But we know from basic probability theory that for two independent random variables, E(X/Y) > 1 does actually imply E(X) > E(Y).

This does not follow; a counterexample:

Suppose X and Y are independent random variables, with X taking the values {2,100}, and Y the values {1,150}, each with equal probability (i.e., each of X and Y follows the Bernoulli distribution with p = 0.5). Then we have

E(X/Y) = (2/1 + 100/1 + 2/150 + 100/150) / 4 = 25.67 > 1,

but

E(X) = 51 < 75.5 = E(Y).

Keep in mind that the equation E(1/Y) = 1/E(Y) does *not* hold in general, because taking the inverse is not a linear transformation. To evaluate the expectation after a nonlinear transformation, one requires not just the orignal expectation, but also the pdf of the distribution. (I can't be sure this is what you did, but misapplying this gives: E(X/Y) = E(X)E(1/Y) = E(X)/E(Y). The first equality holds if X and Y are independent or by definition if X and 1/Y are uncorrelated, but the second equality does not hold in general.)

Another commentary I once read regarding the "two envelopes paradox":

In order to make any sense out of this problem, you have to assume *some* prior probability distribution over the amount of money in the two envelopes. For many of these possible distributions, once you open one of the envelopes and learn how much money is inside, you now know more about whether the other envelope has more or less money than the one you opened. For example, if you assume that neither envelope has more than $1,000 and then open an envelope with $800, the other envelope has to have $400, so, contrary to the line of reasoning in the "paradox", switching would be bad.

On the other hand, perhaps you only want to think about distributions for which it seems the paradox still holds: ones in which that, regardless of how much money you find in envelope A, envelope B still has an equal chance of being twice as much or half as much. Well, it turns out that you can prove that this criterion also implies that the expected value of the amount of money in envelope A is *infinity*. This makes the paradox seem much less paradoxical: first, when your expected value is infinity, any specific finite result is disappointing (which is why switching is always correct), and second, any finite number multiplied by infinity is still infinity (which explains how each envelope can have an expected value of 1.25 times the other).

———

SHORT EXERCISE A:
List every dollar amount that the passage on expected values and the two envelopes paradox mentions.

RECORDS SHOWN:
———

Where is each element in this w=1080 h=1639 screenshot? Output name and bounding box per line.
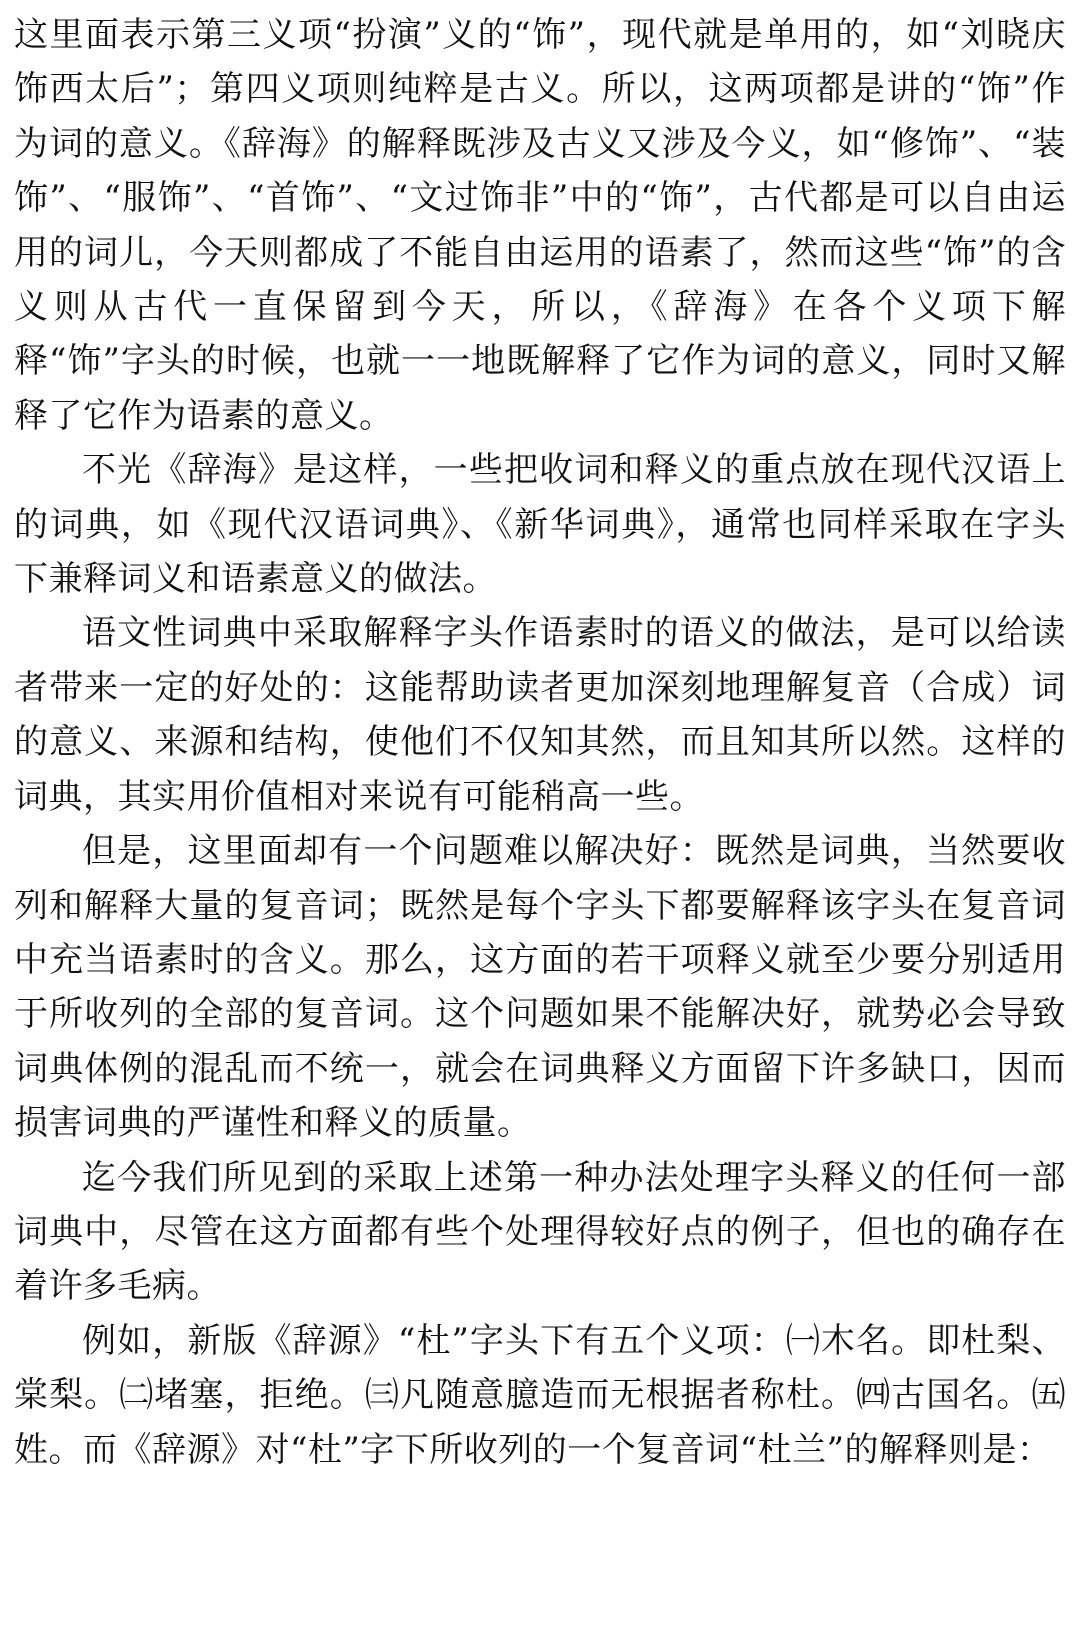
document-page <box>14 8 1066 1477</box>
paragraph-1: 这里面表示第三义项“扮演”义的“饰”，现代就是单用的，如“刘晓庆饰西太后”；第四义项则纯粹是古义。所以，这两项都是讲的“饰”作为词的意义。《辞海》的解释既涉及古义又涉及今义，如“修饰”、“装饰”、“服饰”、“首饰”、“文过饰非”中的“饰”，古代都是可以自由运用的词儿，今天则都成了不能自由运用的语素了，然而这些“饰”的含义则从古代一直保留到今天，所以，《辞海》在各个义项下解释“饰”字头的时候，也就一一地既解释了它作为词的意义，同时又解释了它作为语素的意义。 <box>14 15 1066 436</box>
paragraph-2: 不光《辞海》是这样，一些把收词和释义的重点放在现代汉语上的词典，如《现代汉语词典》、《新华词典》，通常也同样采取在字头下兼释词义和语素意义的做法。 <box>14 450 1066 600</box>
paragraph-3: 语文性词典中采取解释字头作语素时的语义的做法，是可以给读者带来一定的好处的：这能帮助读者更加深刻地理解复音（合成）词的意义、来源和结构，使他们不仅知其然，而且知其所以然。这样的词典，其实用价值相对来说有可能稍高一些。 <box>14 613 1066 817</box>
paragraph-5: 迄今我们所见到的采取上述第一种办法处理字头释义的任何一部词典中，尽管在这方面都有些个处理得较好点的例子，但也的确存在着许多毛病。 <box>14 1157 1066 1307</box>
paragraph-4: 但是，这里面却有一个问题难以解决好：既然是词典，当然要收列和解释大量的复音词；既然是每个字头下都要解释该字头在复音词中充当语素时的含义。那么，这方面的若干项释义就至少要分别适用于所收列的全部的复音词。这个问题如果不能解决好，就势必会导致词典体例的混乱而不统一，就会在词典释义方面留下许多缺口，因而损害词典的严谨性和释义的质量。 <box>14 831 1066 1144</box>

———

SHORT EXERCISE B:
In the records, begin at the line that has "document-page <box>14 8 1066 1477</box>" and stop after the line that has "613 1066 817</box>". Rewrite only those lines with "paragraph" changed to "section" and everything else left as it is.

EXERCISE RESPONSE A:
$1,000, $800, $400

EXERCISE RESPONSE B:
document-page <box>14 8 1066 1477</box>
section-1: 这里面表示第三义项“扮演”义的“饰”，现代就是单用的，如“刘晓庆饰西太后”；第四义项则纯粹是古义。所以，这两项都是讲的“饰”作为词的意义。《辞海》的解释既涉及古义又涉及今义，如“修饰”、“装饰”、“服饰”、“首饰”、“文过饰非”中的“饰”，古代都是可以自由运用的词儿，今天则都成了不能自由运用的语素了，然而这些“饰”的含义则从古代一直保留到今天，所以，《辞海》在各个义项下解释“饰”字头的时候，也就一一地既解释了它作为词的意义，同时又解释了它作为语素的意义。 <box>14 15 1066 436</box>
section-2: 不光《辞海》是这样，一些把收词和释义的重点放在现代汉语上的词典，如《现代汉语词典》、《新华词典》，通常也同样采取在字头下兼释词义和语素意义的做法。 <box>14 450 1066 600</box>
section-3: 语文性词典中采取解释字头作语素时的语义的做法，是可以给读者带来一定的好处的：这能帮助读者更加深刻地理解复音（合成）词的意义、来源和结构，使他们不仅知其然，而且知其所以然。这样的词典，其实用价值相对来说有可能稍高一些。 <box>14 613 1066 817</box>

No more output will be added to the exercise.